GIVEN TASK:
Please reproduce the records below with every "indicator-cell" switched to "metric-cell" and nothing else altered.

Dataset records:
════════════════

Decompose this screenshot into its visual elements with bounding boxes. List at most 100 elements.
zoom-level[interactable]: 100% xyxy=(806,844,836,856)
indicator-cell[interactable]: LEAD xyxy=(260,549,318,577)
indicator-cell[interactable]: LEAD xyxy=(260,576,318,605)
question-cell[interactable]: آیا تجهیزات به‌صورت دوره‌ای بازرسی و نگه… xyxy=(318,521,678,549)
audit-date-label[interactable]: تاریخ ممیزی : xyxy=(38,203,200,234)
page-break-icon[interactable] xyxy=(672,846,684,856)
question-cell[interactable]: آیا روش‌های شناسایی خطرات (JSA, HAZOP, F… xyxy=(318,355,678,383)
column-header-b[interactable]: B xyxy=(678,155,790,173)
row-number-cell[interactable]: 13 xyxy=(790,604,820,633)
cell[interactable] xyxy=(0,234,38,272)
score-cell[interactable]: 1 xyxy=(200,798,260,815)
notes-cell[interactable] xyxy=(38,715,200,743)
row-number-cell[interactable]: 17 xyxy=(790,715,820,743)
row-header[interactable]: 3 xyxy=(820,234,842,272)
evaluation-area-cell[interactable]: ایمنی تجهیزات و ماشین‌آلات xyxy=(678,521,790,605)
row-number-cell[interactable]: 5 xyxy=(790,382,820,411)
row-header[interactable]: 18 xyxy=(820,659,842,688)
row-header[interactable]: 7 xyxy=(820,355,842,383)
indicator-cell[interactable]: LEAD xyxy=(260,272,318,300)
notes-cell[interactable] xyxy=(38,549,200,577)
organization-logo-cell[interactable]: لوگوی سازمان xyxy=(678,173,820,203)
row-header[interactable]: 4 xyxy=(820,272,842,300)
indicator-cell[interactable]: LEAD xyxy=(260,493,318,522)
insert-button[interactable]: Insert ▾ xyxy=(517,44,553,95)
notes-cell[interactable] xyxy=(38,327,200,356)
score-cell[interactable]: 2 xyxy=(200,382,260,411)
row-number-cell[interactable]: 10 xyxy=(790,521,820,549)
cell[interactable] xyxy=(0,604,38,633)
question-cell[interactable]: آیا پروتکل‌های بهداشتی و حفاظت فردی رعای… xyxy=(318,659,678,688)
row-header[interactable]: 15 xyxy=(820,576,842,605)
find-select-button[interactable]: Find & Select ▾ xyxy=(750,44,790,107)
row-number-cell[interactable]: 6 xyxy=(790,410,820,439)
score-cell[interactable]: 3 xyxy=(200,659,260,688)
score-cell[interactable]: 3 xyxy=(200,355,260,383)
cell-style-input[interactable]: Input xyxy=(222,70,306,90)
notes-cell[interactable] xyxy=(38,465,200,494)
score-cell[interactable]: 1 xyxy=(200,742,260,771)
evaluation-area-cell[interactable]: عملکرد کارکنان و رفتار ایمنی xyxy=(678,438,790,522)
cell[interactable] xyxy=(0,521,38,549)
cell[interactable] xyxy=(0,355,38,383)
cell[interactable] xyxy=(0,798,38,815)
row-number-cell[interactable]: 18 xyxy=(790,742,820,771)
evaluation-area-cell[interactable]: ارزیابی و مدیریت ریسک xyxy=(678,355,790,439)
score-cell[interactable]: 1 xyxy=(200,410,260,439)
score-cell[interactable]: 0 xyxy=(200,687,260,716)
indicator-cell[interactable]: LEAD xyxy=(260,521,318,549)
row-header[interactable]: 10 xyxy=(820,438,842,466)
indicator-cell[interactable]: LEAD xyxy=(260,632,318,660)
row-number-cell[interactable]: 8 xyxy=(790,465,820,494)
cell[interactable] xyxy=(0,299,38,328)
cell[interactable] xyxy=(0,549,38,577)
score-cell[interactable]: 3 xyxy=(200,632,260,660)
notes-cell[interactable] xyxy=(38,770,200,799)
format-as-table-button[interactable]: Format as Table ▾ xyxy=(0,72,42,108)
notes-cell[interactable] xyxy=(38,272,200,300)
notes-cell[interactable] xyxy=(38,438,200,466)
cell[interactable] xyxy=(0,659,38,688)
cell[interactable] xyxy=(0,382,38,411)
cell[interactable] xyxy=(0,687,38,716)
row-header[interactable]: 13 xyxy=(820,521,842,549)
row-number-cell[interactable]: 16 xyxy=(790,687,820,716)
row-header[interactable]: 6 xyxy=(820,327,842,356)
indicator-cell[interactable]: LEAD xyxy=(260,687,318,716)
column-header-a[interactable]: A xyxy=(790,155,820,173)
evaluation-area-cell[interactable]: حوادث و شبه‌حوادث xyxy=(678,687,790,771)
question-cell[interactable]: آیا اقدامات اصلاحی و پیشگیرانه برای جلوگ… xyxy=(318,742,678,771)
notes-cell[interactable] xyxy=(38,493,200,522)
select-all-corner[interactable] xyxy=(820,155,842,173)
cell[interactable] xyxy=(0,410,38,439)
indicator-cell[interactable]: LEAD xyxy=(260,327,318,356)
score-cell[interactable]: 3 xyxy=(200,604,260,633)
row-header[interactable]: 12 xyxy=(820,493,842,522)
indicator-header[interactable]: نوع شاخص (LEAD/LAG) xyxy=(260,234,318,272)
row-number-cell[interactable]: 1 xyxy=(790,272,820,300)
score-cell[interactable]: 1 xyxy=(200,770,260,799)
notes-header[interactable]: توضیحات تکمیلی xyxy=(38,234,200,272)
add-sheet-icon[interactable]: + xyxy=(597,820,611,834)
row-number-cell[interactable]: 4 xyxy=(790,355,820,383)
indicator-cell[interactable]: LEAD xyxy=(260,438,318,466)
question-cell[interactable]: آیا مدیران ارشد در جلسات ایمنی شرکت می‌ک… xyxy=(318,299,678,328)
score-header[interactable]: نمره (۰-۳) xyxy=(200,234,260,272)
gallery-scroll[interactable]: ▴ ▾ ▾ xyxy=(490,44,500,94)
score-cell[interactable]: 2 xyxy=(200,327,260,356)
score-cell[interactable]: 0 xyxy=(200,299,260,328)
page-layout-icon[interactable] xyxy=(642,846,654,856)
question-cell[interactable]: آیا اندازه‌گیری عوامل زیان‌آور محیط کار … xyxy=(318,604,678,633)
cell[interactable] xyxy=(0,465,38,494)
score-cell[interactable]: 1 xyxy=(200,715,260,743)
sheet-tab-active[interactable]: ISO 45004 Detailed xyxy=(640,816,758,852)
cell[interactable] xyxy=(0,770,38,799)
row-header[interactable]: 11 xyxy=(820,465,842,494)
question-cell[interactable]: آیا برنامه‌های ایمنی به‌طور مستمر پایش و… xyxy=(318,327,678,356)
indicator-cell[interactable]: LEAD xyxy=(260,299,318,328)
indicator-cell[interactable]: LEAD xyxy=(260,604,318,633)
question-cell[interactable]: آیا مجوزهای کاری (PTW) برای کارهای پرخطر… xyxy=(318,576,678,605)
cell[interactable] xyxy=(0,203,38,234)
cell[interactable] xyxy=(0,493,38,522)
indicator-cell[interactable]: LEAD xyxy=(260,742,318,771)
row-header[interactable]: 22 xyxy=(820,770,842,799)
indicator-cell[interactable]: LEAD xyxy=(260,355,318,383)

════════════════

WRITTEN RESPONSE:
Decompose this screenshot into its visual elements with bounding boxes. List at most 100 elements.
zoom-level[interactable]: 100% xyxy=(806,844,836,856)
metric-cell[interactable]: LEAD xyxy=(260,549,318,577)
metric-cell[interactable]: LEAD xyxy=(260,576,318,605)
question-cell[interactable]: آیا تجهیزات به‌صورت دوره‌ای بازرسی و نگه… xyxy=(318,521,678,549)
audit-date-label[interactable]: تاریخ ممیزی : xyxy=(38,203,200,234)
page-break-icon[interactable] xyxy=(672,846,684,856)
question-cell[interactable]: آیا روش‌های شناسایی خطرات (JSA, HAZOP, F… xyxy=(318,355,678,383)
column-header-b[interactable]: B xyxy=(678,155,790,173)
row-number-cell[interactable]: 13 xyxy=(790,604,820,633)
cell[interactable] xyxy=(0,234,38,272)
score-cell[interactable]: 1 xyxy=(200,798,260,815)
notes-cell[interactable] xyxy=(38,715,200,743)
row-number-cell[interactable]: 17 xyxy=(790,715,820,743)
row-header[interactable]: 3 xyxy=(820,234,842,272)
evaluation-area-cell[interactable]: ایمنی تجهیزات و ماشین‌آلات xyxy=(678,521,790,605)
row-number-cell[interactable]: 5 xyxy=(790,382,820,411)
row-header[interactable]: 18 xyxy=(820,659,842,688)
row-header[interactable]: 7 xyxy=(820,355,842,383)
metric-cell[interactable]: LEAD xyxy=(260,272,318,300)
notes-cell[interactable] xyxy=(38,549,200,577)
organization-logo-cell[interactable]: لوگوی سازمان xyxy=(678,173,820,203)
row-header[interactable]: 4 xyxy=(820,272,842,300)
metric-cell[interactable]: LEAD xyxy=(260,493,318,522)
insert-button[interactable]: Insert ▾ xyxy=(517,44,553,95)
notes-cell[interactable] xyxy=(38,327,200,356)
score-cell[interactable]: 2 xyxy=(200,382,260,411)
row-number-cell[interactable]: 10 xyxy=(790,521,820,549)
cell[interactable] xyxy=(0,604,38,633)
question-cell[interactable]: آیا پروتکل‌های بهداشتی و حفاظت فردی رعای… xyxy=(318,659,678,688)
row-header[interactable]: 15 xyxy=(820,576,842,605)
find-select-button[interactable]: Find & Select ▾ xyxy=(750,44,790,107)
row-number-cell[interactable]: 6 xyxy=(790,410,820,439)
score-cell[interactable]: 3 xyxy=(200,659,260,688)
score-cell[interactable]: 3 xyxy=(200,355,260,383)
cell-style-input[interactable]: Input xyxy=(222,70,306,90)
notes-cell[interactable] xyxy=(38,465,200,494)
score-cell[interactable]: 1 xyxy=(200,742,260,771)
evaluation-area-cell[interactable]: عملکرد کارکنان و رفتار ایمنی xyxy=(678,438,790,522)
cell[interactable] xyxy=(0,521,38,549)
cell[interactable] xyxy=(0,355,38,383)
cell[interactable] xyxy=(0,798,38,815)
row-number-cell[interactable]: 18 xyxy=(790,742,820,771)
evaluation-area-cell[interactable]: ارزیابی و مدیریت ریسک xyxy=(678,355,790,439)
score-cell[interactable]: 1 xyxy=(200,410,260,439)
score-cell[interactable]: 0 xyxy=(200,687,260,716)
metric-cell[interactable]: LEAD xyxy=(260,521,318,549)
row-header[interactable]: 10 xyxy=(820,438,842,466)
metric-cell[interactable]: LEAD xyxy=(260,632,318,660)
row-number-cell[interactable]: 8 xyxy=(790,465,820,494)
cell[interactable] xyxy=(0,299,38,328)
cell[interactable] xyxy=(0,549,38,577)
score-cell[interactable]: 3 xyxy=(200,632,260,660)
notes-cell[interactable] xyxy=(38,770,200,799)
format-as-table-button[interactable]: Format as Table ▾ xyxy=(0,72,42,108)
notes-cell[interactable] xyxy=(38,272,200,300)
notes-cell[interactable] xyxy=(38,438,200,466)
cell[interactable] xyxy=(0,659,38,688)
cell[interactable] xyxy=(0,382,38,411)
cell[interactable] xyxy=(0,687,38,716)
row-header[interactable]: 13 xyxy=(820,521,842,549)
row-number-cell[interactable]: 16 xyxy=(790,687,820,716)
row-header[interactable]: 6 xyxy=(820,327,842,356)
metric-cell[interactable]: LEAD xyxy=(260,687,318,716)
column-header-a[interactable]: A xyxy=(790,155,820,173)
evaluation-area-cell[interactable]: حوادث و شبه‌حوادث xyxy=(678,687,790,771)
question-cell[interactable]: آیا اقدامات اصلاحی و پیشگیرانه برای جلوگ… xyxy=(318,742,678,771)
notes-cell[interactable] xyxy=(38,493,200,522)
select-all-corner[interactable] xyxy=(820,155,842,173)
cell[interactable] xyxy=(0,410,38,439)
metric-cell[interactable]: LEAD xyxy=(260,327,318,356)
score-cell[interactable]: 3 xyxy=(200,604,260,633)
row-header[interactable]: 12 xyxy=(820,493,842,522)
indicator-header[interactable]: نوع شاخص (LEAD/LAG) xyxy=(260,234,318,272)
row-number-cell[interactable]: 1 xyxy=(790,272,820,300)
score-cell[interactable]: 1 xyxy=(200,770,260,799)
notes-header[interactable]: توضیحات تکمیلی xyxy=(38,234,200,272)
add-sheet-icon[interactable]: + xyxy=(597,820,611,834)
row-number-cell[interactable]: 4 xyxy=(790,355,820,383)
metric-cell[interactable]: LEAD xyxy=(260,438,318,466)
question-cell[interactable]: آیا مدیران ارشد در جلسات ایمنی شرکت می‌ک… xyxy=(318,299,678,328)
score-header[interactable]: نمره (۰-۳) xyxy=(200,234,260,272)
gallery-scroll[interactable]: ▴ ▾ ▾ xyxy=(490,44,500,94)
score-cell[interactable]: 2 xyxy=(200,327,260,356)
score-cell[interactable]: 0 xyxy=(200,299,260,328)
page-layout-icon[interactable] xyxy=(642,846,654,856)
question-cell[interactable]: آیا اندازه‌گیری عوامل زیان‌آور محیط کار … xyxy=(318,604,678,633)
cell[interactable] xyxy=(0,465,38,494)
score-cell[interactable]: 1 xyxy=(200,715,260,743)
sheet-tab-active[interactable]: ISO 45004 Detailed xyxy=(640,816,758,852)
cell[interactable] xyxy=(0,770,38,799)
row-header[interactable]: 11 xyxy=(820,465,842,494)
question-cell[interactable]: آیا برنامه‌های ایمنی به‌طور مستمر پایش و… xyxy=(318,327,678,356)
metric-cell[interactable]: LEAD xyxy=(260,299,318,328)
metric-cell[interactable]: LEAD xyxy=(260,604,318,633)
question-cell[interactable]: آیا مجوزهای کاری (PTW) برای کارهای پرخطر… xyxy=(318,576,678,605)
cell[interactable] xyxy=(0,203,38,234)
cell[interactable] xyxy=(0,493,38,522)
metric-cell[interactable]: LEAD xyxy=(260,742,318,771)
row-header[interactable]: 22 xyxy=(820,770,842,799)
metric-cell[interactable]: LEAD xyxy=(260,355,318,383)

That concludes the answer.